Document segment.
New York City hospitals need support managing this patient population. Historically, hospital staff have allowed unhoused people to sleep in non-treatment areas, such as waiting rooms, or auditoriums, but recent seasonal surges have led to overcrowding. Hospitals and healthcare workers are at capacity, and most hospitals that have been providing these services lack the adequate resources and partnerships in place to do so effectively.

“When an ER doctor looks at the patient status board and sees there are 15 other patients in various states of illness waiting to be seen, that is not going to encourage nor support meaningfully engaging patients on issues pertaining to homelessness and housing insecurity,” said Dr. Jeffrey Lazar, the Vice-Chair and Medical Director of Emergency Medicine at St. Barnabas Health System in the Bronx.

Limited guidance from hospital leadership about how healthcare workers should respond to unhoused patients has resulted in a lack of standard protocols and minimal communication between healthcare and homeless services systems. Private hospitals currently do not have access to DHS’s shelter and street outreach data, which would allow them to know whether a patient is already assigned to a shelter or engaged with a street outreach team. Meanwhile, shelter or street outreach staff may be unaware that their client is in the hospital.

Access to data across systems is necessary to maintain coordination; without it, patients suffer. Our count revealed that 69 percent of survey respondents do not have a doctor outside of the ED, indicating that emergency healthcare workers often serve as primary care providers in addition to providing other social services.

Healthcare workers and people experiencing homelessness deserve better. Hospital leadership must recognize that stable housing is a crucial healthcare issue. Partnerships and policies must be established to ensure that housing is prioritized as a key component of patient care. Hospital systems across New York City should collaborate on establishing shared standards of care for patients experiencing homelessness. Private hospitals must have access to DHS’ shelter and street outreach data, and all hospitals should utilize the same intake assessments that include housing questions to ensure consistent information across systems.

Task item. Reproduce the passage on hospitals and unhoused patients from "Healthcare workers and" up to and including "information across systems.", word for word.

Source information.
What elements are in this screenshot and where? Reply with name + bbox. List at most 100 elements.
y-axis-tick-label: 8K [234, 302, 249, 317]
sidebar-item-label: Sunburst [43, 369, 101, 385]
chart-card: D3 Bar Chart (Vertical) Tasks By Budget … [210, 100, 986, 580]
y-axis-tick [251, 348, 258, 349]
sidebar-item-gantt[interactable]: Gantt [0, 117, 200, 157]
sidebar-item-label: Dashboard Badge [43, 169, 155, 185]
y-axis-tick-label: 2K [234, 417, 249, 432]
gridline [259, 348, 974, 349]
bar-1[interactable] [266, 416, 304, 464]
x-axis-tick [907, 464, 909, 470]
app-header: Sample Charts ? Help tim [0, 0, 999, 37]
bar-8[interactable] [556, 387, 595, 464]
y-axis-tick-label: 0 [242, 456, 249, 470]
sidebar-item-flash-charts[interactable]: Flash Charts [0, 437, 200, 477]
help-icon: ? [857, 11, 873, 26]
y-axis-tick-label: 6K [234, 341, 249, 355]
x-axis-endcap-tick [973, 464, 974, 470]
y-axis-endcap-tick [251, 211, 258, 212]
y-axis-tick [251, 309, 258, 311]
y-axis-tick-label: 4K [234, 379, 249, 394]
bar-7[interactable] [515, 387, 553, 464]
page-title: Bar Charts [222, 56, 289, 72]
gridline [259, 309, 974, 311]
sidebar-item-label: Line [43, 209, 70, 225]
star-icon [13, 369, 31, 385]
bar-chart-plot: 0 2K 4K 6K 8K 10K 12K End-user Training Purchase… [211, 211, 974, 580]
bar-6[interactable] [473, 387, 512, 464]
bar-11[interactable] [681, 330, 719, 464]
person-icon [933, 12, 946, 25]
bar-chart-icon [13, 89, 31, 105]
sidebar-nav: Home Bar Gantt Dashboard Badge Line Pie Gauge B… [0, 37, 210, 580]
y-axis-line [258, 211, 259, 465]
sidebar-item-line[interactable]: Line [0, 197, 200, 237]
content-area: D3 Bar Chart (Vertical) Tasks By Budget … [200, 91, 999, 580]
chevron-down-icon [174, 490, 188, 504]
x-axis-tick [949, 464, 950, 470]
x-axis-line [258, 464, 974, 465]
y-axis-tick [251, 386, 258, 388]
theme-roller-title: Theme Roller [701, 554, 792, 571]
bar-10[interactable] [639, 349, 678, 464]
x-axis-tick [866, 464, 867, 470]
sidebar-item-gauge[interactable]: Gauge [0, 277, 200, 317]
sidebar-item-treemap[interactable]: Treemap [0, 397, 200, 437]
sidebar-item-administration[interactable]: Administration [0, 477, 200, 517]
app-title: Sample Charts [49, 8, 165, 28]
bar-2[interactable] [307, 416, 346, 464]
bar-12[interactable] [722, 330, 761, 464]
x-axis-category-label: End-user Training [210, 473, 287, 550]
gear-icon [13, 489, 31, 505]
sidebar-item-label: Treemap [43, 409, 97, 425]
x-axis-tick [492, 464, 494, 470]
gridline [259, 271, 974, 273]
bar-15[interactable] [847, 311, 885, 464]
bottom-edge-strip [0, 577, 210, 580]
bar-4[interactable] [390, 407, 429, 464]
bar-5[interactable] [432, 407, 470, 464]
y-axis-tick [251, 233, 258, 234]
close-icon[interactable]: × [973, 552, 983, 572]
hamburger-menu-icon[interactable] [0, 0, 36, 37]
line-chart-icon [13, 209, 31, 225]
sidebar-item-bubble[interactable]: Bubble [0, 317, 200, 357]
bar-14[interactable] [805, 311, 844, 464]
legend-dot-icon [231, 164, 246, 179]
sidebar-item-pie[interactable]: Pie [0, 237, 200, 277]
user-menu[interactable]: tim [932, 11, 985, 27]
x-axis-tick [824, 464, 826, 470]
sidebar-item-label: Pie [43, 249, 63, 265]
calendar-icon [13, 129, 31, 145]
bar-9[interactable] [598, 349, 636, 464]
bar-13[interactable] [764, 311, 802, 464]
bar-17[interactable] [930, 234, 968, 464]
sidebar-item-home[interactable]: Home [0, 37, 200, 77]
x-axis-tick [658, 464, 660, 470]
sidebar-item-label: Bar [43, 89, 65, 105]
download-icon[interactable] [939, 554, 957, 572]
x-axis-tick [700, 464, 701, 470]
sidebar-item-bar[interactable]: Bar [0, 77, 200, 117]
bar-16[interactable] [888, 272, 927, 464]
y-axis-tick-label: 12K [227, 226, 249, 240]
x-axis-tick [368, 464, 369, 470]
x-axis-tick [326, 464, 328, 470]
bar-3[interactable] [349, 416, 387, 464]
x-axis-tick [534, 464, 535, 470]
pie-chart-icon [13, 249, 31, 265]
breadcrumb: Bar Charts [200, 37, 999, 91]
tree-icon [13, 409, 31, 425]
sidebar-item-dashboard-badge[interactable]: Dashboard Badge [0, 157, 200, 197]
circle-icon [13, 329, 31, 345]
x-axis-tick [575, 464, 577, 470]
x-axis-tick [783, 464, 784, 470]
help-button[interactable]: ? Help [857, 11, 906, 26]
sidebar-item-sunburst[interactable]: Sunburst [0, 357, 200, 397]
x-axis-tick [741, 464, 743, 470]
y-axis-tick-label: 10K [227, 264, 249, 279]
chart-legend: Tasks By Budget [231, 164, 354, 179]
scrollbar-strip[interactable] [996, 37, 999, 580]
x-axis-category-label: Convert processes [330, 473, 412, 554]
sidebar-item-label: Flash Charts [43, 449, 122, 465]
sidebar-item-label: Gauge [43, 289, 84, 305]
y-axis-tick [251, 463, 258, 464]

Exercise result.
Healthcare workers and people experiencing homelessness deserve better. Hospital leadership must recognize that stable housing is a crucial healthcare issue. Partnerships and policies must be established to ensure that housing is prioritized as a key component of patient care. Hospital systems across New York City should collaborate on establishing shared standards of care for patients experiencing homelessness. Private hospitals must have access to DHS’ shelter and street outreach data, and all hospitals should utilize the same intake assessments that include housing questions to ensure consistent information across systems.